[WHAT YOU HAVE TO DO] Each record that follows should be repeated exactly, minus any images.

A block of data
<<<<

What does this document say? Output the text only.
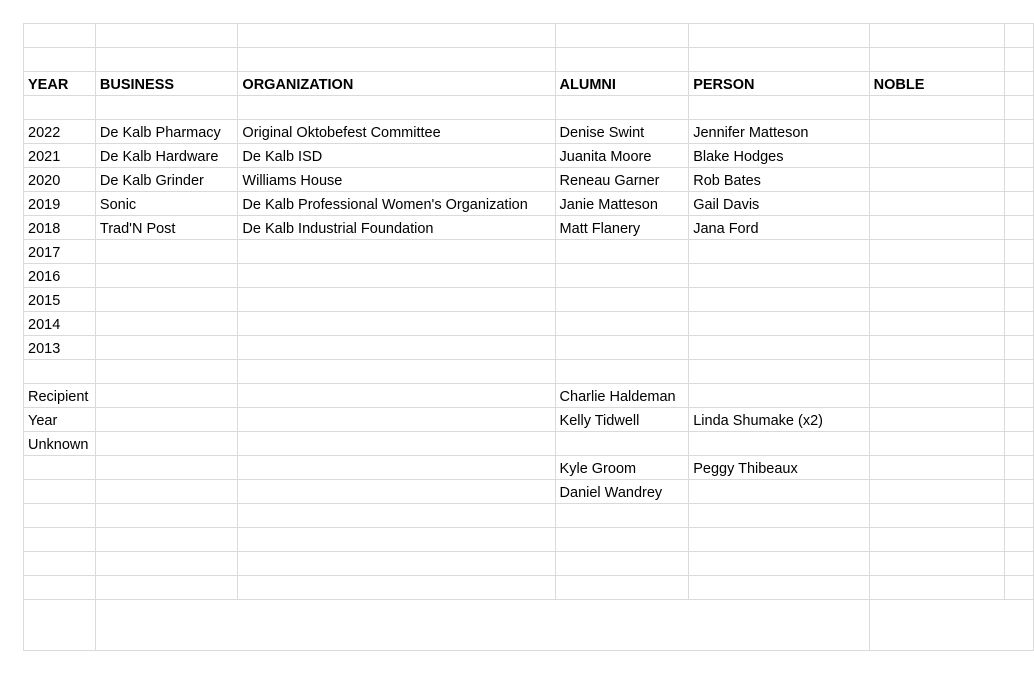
YEAR	BUSINESS	ORGANIZATION	ALUMNI	PERSON	NOBLE	

2022	De Kalb Pharmacy	Original Oktobefest Committee	Denise Swint	Jennifer Matteson		
2021	De Kalb Hardware	De Kalb ISD	Juanita Moore	Blake Hodges		
2020	De Kalb Grinder	Williams House	Reneau Garner	Rob Bates		
2019	Sonic	De Kalb Professional Women's Organization	Janie Matteson	Gail Davis		
2018	Trad'N Post	De Kalb Industrial Foundation	Matt Flanery	Jana Ford		
2017						
2016						
2015						
2014						
2013						

Recipient			Charlie Haldeman			
Year			Kelly Tidwell	Linda Shumake (x2)		
Unknown						
			Kyle Groom	Peggy Thibeaux		
			Daniel Wandrey			
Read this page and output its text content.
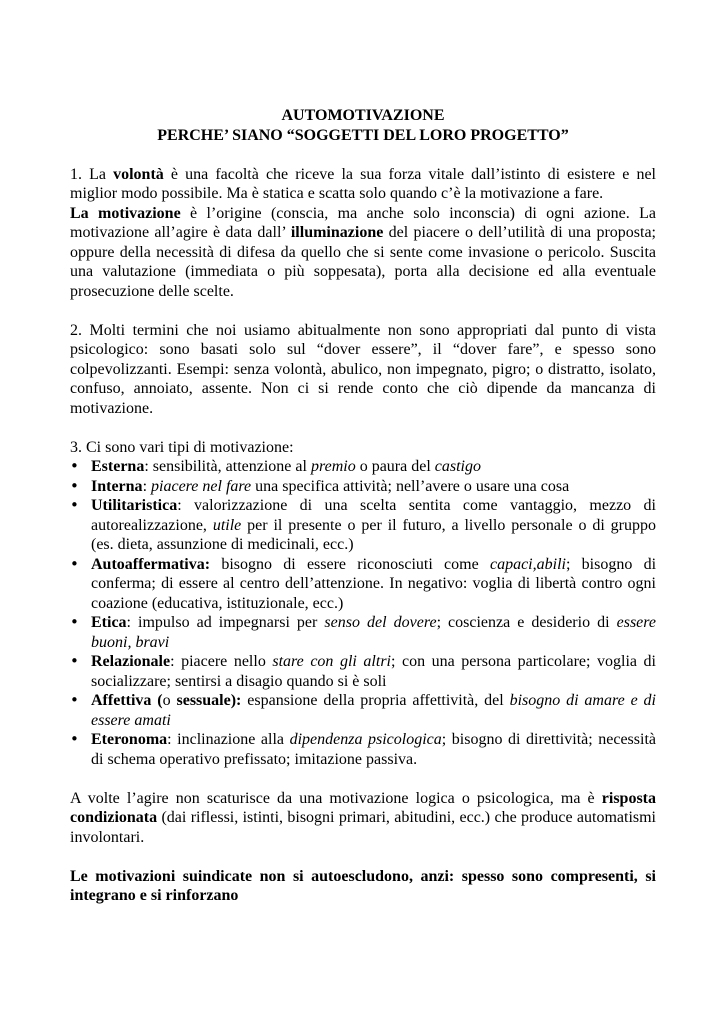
AUTOMOTIVAZIONE

PERCHE’ SIANO “SOGGETTI DEL LORO PROGETTO”

1. La volontà è una facoltà che riceve la sua forza vitale dall’istinto di esistere e nel miglior modo possibile. Ma è statica e scatta solo quando c’è la motivazione a fare.

La motivazione è l’origine (conscia, ma anche solo inconscia) di ogni azione. La motivazione all’agire è data dall’ illuminazione del piacere o dell’utilità di una proposta; oppure della necessità di difesa da quello che si sente come invasione o pericolo. Suscita una valutazione (immediata o più soppesata), porta alla decisione ed alla eventuale prosecuzione delle scelte.

2. Molti termini che noi usiamo abitualmente non sono appropriati dal punto di vista psicologico: sono basati solo sul “dover essere”, il “dover fare”, e spesso sono colpevolizzanti. Esempi: senza volontà, abulico, non impegnato, pigro; o distratto, isolato, confuso, annoiato, assente. Non ci si rende conto che ciò dipende da mancanza di motivazione.

3. Ci sono vari tipi di motivazione:

• Esterna: sensibilità, attenzione al premio o paura del castigo
• Interna: piacere nel fare una specifica attività; nell’avere o usare una cosa
• Utilitaristica: valorizzazione di una scelta sentita come vantaggio, mezzo di autorealizzazione, utile per il presente o per il futuro, a livello personale o di gruppo (es. dieta, assunzione di medicinali, ecc.)
• Autoaffermativa: bisogno di essere riconosciuti come capaci,abili; bisogno di conferma; di essere al centro dell’attenzione. In negativo: voglia di libertà contro ogni coazione (educativa, istituzionale, ecc.)
• Etica: impulso ad impegnarsi per senso del dovere; coscienza e desiderio di essere buoni, bravi
• Relazionale: piacere nello stare con gli altri; con una persona particolare; voglia di socializzare; sentirsi a disagio quando si è soli
• Affettiva (o sessuale): espansione della propria affettività, del bisogno di amare e di essere amati
• Eteronoma: inclinazione alla dipendenza psicologica; bisogno di direttività; necessità di schema operativo prefissato; imitazione passiva.

A volte l’agire non scaturisce da una motivazione logica o psicologica, ma è risposta condizionata (dai riflessi, istinti, bisogni primari, abitudini, ecc.) che produce automatismi involontari.

Le motivazioni suindicate non si autoescludono, anzi: spesso sono compresenti, si integrano e si rinforzano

>>>>

[FINISHED ANSWER]
What does this document say? Output the text only.
YEAR	BUSINESS	ORGANIZATION	ALUMNI	PERSON	NOBLE	

2022	De Kalb Pharmacy	Original Oktobefest Committee	Denise Swint	Jennifer Matteson		
2021	De Kalb Hardware	De Kalb ISD	Juanita Moore	Blake Hodges		
2020	De Kalb Grinder	Williams House	Reneau Garner	Rob Bates		
2019	Sonic	De Kalb Professional Women's Organization	Janie Matteson	Gail Davis		
2018	Trad'N Post	De Kalb Industrial Foundation	Matt Flanery	Jana Ford		
2017						
2016						
2015						
2014						
2013						

Recipient			Charlie Haldeman			
Year			Kelly Tidwell	Linda Shumake (x2)		
Unknown						
			Kyle Groom	Peggy Thibeaux		
			Daniel Wandrey			
Read this page and output its text content.
AUTOMOTIVAZIONE

PERCHE’ SIANO “SOGGETTI DEL LORO PROGETTO”

1. La volontà è una facoltà che riceve la sua forza vitale dall’istinto di esistere e nel miglior modo possibile. Ma è statica e scatta solo quando c’è la motivazione a fare.

La motivazione è l’origine (conscia, ma anche solo inconscia) di ogni azione. La motivazione all’agire è data dall’ illuminazione del piacere o dell’utilità di una proposta; oppure della necessità di difesa da quello che si sente come invasione o pericolo. Suscita una valutazione (immediata o più soppesata), porta alla decisione ed alla eventuale prosecuzione delle scelte.

2. Molti termini che noi usiamo abitualmente non sono appropriati dal punto di vista psicologico: sono basati solo sul “dover essere”, il “dover fare”, e spesso sono colpevolizzanti. Esempi: senza volontà, abulico, non impegnato, pigro; o distratto, isolato, confuso, annoiato, assente. Non ci si rende conto che ciò dipende da mancanza di motivazione.

3. Ci sono vari tipi di motivazione:

• Esterna: sensibilità, attenzione al premio o paura del castigo
• Interna: piacere nel fare una specifica attività; nell’avere o usare una cosa
• Utilitaristica: valorizzazione di una scelta sentita come vantaggio, mezzo di autorealizzazione, utile per il presente o per il futuro, a livello personale o di gruppo (es. dieta, assunzione di medicinali, ecc.)
• Autoaffermativa: bisogno di essere riconosciuti come capaci,abili; bisogno di conferma; di essere al centro dell’attenzione. In negativo: voglia di libertà contro ogni coazione (educativa, istituzionale, ecc.)
• Etica: impulso ad impegnarsi per senso del dovere; coscienza e desiderio di essere buoni, bravi
• Relazionale: piacere nello stare con gli altri; con una persona particolare; voglia di socializzare; sentirsi a disagio quando si è soli
• Affettiva (o sessuale): espansione della propria affettività, del bisogno di amare e di essere amati
• Eteronoma: inclinazione alla dipendenza psicologica; bisogno di direttività; necessità di schema operativo prefissato; imitazione passiva.

A volte l’agire non scaturisce da una motivazione logica o psicologica, ma è risposta condizionata (dai riflessi, istinti, bisogni primari, abitudini, ecc.) che produce automatismi involontari.

Le motivazioni suindicate non si autoescludono, anzi: spesso sono compresenti, si integrano e si rinforzano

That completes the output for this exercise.